**What to do**
Retype the records below exactly as they appear.

┌─ Provided data

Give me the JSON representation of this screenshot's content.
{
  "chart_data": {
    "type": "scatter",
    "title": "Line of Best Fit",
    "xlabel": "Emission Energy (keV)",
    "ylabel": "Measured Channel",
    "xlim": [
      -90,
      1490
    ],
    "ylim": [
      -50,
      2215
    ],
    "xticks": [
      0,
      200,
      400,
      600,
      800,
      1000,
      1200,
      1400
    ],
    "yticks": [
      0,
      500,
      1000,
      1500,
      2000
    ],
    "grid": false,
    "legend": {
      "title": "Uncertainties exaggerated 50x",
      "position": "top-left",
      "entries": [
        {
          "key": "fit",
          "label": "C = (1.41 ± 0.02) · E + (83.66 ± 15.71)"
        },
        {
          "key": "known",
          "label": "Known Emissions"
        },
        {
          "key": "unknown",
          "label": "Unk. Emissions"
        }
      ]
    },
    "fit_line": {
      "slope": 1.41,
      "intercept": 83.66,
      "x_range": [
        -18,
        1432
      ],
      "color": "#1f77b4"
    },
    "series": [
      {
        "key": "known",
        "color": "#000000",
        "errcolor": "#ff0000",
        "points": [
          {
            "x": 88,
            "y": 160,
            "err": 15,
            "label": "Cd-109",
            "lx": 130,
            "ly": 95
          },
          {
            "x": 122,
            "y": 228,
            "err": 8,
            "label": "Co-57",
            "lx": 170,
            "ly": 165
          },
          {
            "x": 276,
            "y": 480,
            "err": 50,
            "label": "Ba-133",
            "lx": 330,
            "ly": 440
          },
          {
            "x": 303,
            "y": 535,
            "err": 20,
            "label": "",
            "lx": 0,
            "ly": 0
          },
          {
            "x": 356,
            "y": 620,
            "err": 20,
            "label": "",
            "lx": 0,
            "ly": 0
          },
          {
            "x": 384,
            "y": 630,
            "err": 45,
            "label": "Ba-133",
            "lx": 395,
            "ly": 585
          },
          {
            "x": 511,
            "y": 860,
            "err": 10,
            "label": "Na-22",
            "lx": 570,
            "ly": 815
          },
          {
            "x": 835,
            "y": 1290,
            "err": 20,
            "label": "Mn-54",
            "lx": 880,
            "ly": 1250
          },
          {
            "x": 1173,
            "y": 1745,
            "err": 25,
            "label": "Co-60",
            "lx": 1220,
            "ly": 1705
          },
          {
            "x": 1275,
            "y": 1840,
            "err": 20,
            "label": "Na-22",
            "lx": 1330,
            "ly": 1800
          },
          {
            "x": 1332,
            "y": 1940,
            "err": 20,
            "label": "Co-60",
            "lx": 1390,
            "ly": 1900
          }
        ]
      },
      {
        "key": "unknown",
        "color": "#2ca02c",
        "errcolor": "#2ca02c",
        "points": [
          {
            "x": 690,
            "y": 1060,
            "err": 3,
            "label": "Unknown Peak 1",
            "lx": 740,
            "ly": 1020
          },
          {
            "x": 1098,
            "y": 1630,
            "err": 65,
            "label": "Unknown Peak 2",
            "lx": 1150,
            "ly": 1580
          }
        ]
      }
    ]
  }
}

└─

**Answer below**
Give me the JSON representation of this screenshot's content.
{
  "chart_data": {
    "type": "scatter",
    "title": "Line of Best Fit",
    "xlabel": "Emission Energy (keV)",
    "ylabel": "Measured Channel",
    "xlim": [
      -90,
      1490
    ],
    "ylim": [
      -50,
      2215
    ],
    "xticks": [
      0,
      200,
      400,
      600,
      800,
      1000,
      1200,
      1400
    ],
    "yticks": [
      0,
      500,
      1000,
      1500,
      2000
    ],
    "grid": false,
    "legend": {
      "title": "Uncertainties exaggerated 50x",
      "position": "top-left",
      "entries": [
        {
          "key": "fit",
          "label": "C = (1.41 ± 0.02) · E + (83.66 ± 15.71)"
        },
        {
          "key": "known",
          "label": "Known Emissions"
        },
        {
          "key": "unknown",
          "label": "Unk. Emissions"
        }
      ]
    },
    "fit_line": {
      "slope": 1.41,
      "intercept": 83.66,
      "x_range": [
        -18,
        1432
      ],
      "color": "#1f77b4"
    },
    "series": [
      {
        "key": "known",
        "color": "#000000",
        "errcolor": "#ff0000",
        "points": [
          {
            "x": 88,
            "y": 160,
            "err": 15,
            "label": "Cd-109",
            "lx": 130,
            "ly": 95
          },
          {
            "x": 122,
            "y": 228,
            "err": 8,
            "label": "Co-57",
            "lx": 170,
            "ly": 165
          },
          {
            "x": 276,
            "y": 480,
            "err": 50,
            "label": "Ba-133",
            "lx": 330,
            "ly": 440
          },
          {
            "x": 303,
            "y": 535,
            "err": 20,
            "label": "",
            "lx": 0,
            "ly": 0
          },
          {
            "x": 356,
            "y": 620,
            "err": 20,
            "label": "",
            "lx": 0,
            "ly": 0
          },
          {
            "x": 384,
            "y": 630,
            "err": 45,
            "label": "Ba-133",
            "lx": 395,
            "ly": 585
          },
          {
            "x": 511,
            "y": 860,
            "err": 10,
            "label": "Na-22",
            "lx": 570,
            "ly": 815
          },
          {
            "x": 835,
            "y": 1290,
            "err": 20,
            "label": "Mn-54",
            "lx": 880,
            "ly": 1250
          },
          {
            "x": 1173,
            "y": 1745,
            "err": 25,
            "label": "Co-60",
            "lx": 1220,
            "ly": 1705
          },
          {
            "x": 1275,
            "y": 1840,
            "err": 20,
            "label": "Na-22",
            "lx": 1330,
            "ly": 1800
          },
          {
            "x": 1332,
            "y": 1940,
            "err": 20,
            "label": "Co-60",
            "lx": 1390,
            "ly": 1900
          }
        ]
      },
      {
        "key": "unknown",
        "color": "#2ca02c",
        "errcolor": "#2ca02c",
        "points": [
          {
            "x": 690,
            "y": 1060,
            "err": 3,
            "label": "Unknown Peak 1",
            "lx": 740,
            "ly": 1020
          },
          {
            "x": 1098,
            "y": 1630,
            "err": 65,
            "label": "Unknown Peak 2",
            "lx": 1150,
            "ly": 1580
          }
        ]
      }
    ]
  }
}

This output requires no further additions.